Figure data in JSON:
--------------------

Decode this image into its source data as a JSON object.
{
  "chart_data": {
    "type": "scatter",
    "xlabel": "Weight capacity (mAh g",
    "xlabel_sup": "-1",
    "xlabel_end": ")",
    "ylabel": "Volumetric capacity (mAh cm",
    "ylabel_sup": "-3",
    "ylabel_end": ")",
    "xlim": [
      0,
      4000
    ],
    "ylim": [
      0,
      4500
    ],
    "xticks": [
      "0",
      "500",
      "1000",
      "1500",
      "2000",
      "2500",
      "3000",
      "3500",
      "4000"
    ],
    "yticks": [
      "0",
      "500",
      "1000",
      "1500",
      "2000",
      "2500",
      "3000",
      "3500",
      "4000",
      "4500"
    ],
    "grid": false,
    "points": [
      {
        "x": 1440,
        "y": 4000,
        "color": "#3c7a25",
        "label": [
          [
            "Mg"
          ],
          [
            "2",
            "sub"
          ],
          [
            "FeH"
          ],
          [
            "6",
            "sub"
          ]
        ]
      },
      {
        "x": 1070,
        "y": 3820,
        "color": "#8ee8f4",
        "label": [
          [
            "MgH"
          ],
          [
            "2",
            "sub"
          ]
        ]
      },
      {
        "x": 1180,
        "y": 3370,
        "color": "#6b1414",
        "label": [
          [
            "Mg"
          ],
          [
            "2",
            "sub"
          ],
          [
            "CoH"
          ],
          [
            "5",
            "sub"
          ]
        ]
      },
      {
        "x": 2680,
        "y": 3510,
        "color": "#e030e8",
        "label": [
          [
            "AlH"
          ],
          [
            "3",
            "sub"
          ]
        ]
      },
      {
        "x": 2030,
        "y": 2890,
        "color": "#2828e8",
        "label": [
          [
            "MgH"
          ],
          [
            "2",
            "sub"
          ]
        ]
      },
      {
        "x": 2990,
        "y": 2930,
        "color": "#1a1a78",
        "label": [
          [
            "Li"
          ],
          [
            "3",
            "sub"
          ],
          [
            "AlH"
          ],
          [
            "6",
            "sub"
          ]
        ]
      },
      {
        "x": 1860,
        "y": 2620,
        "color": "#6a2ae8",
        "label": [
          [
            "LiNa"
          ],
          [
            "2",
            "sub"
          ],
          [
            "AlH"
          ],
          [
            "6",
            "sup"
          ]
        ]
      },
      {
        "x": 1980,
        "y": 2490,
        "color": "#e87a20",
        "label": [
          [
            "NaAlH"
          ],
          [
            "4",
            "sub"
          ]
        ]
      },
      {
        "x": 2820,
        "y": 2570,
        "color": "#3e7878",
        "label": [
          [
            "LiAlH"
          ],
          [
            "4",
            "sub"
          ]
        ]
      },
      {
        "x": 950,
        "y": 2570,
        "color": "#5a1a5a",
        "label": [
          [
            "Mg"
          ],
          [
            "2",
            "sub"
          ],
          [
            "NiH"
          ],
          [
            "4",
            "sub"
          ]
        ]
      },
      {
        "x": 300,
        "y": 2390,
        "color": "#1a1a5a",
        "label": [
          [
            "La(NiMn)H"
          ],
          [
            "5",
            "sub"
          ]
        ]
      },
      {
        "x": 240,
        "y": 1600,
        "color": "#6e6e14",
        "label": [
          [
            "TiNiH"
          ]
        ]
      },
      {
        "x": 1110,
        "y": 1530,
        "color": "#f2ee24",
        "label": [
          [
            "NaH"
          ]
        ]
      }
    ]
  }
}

--------------------

- **Problem**
Return every line exactly.

- **Finished answer**
Decode this image into its source data as a JSON object.
{
  "chart_data": {
    "type": "scatter",
    "xlabel": "Weight capacity (mAh g",
    "xlabel_sup": "-1",
    "xlabel_end": ")",
    "ylabel": "Volumetric capacity (mAh cm",
    "ylabel_sup": "-3",
    "ylabel_end": ")",
    "xlim": [
      0,
      4000
    ],
    "ylim": [
      0,
      4500
    ],
    "xticks": [
      "0",
      "500",
      "1000",
      "1500",
      "2000",
      "2500",
      "3000",
      "3500",
      "4000"
    ],
    "yticks": [
      "0",
      "500",
      "1000",
      "1500",
      "2000",
      "2500",
      "3000",
      "3500",
      "4000",
      "4500"
    ],
    "grid": false,
    "points": [
      {
        "x": 1440,
        "y": 4000,
        "color": "#3c7a25",
        "label": [
          [
            "Mg"
          ],
          [
            "2",
            "sub"
          ],
          [
            "FeH"
          ],
          [
            "6",
            "sub"
          ]
        ]
      },
      {
        "x": 1070,
        "y": 3820,
        "color": "#8ee8f4",
        "label": [
          [
            "MgH"
          ],
          [
            "2",
            "sub"
          ]
        ]
      },
      {
        "x": 1180,
        "y": 3370,
        "color": "#6b1414",
        "label": [
          [
            "Mg"
          ],
          [
            "2",
            "sub"
          ],
          [
            "CoH"
          ],
          [
            "5",
            "sub"
          ]
        ]
      },
      {
        "x": 2680,
        "y": 3510,
        "color": "#e030e8",
        "label": [
          [
            "AlH"
          ],
          [
            "3",
            "sub"
          ]
        ]
      },
      {
        "x": 2030,
        "y": 2890,
        "color": "#2828e8",
        "label": [
          [
            "MgH"
          ],
          [
            "2",
            "sub"
          ]
        ]
      },
      {
        "x": 2990,
        "y": 2930,
        "color": "#1a1a78",
        "label": [
          [
            "Li"
          ],
          [
            "3",
            "sub"
          ],
          [
            "AlH"
          ],
          [
            "6",
            "sub"
          ]
        ]
      },
      {
        "x": 1860,
        "y": 2620,
        "color": "#6a2ae8",
        "label": [
          [
            "LiNa"
          ],
          [
            "2",
            "sub"
          ],
          [
            "AlH"
          ],
          [
            "6",
            "sup"
          ]
        ]
      },
      {
        "x": 1980,
        "y": 2490,
        "color": "#e87a20",
        "label": [
          [
            "NaAlH"
          ],
          [
            "4",
            "sub"
          ]
        ]
      },
      {
        "x": 2820,
        "y": 2570,
        "color": "#3e7878",
        "label": [
          [
            "LiAlH"
          ],
          [
            "4",
            "sub"
          ]
        ]
      },
      {
        "x": 950,
        "y": 2570,
        "color": "#5a1a5a",
        "label": [
          [
            "Mg"
          ],
          [
            "2",
            "sub"
          ],
          [
            "NiH"
          ],
          [
            "4",
            "sub"
          ]
        ]
      },
      {
        "x": 300,
        "y": 2390,
        "color": "#1a1a5a",
        "label": [
          [
            "La(NiMn)H"
          ],
          [
            "5",
            "sub"
          ]
        ]
      },
      {
        "x": 240,
        "y": 1600,
        "color": "#6e6e14",
        "label": [
          [
            "TiNiH"
          ]
        ]
      },
      {
        "x": 1110,
        "y": 1530,
        "color": "#f2ee24",
        "label": [
          [
            "NaH"
          ]
        ]
      }
    ]
  }
}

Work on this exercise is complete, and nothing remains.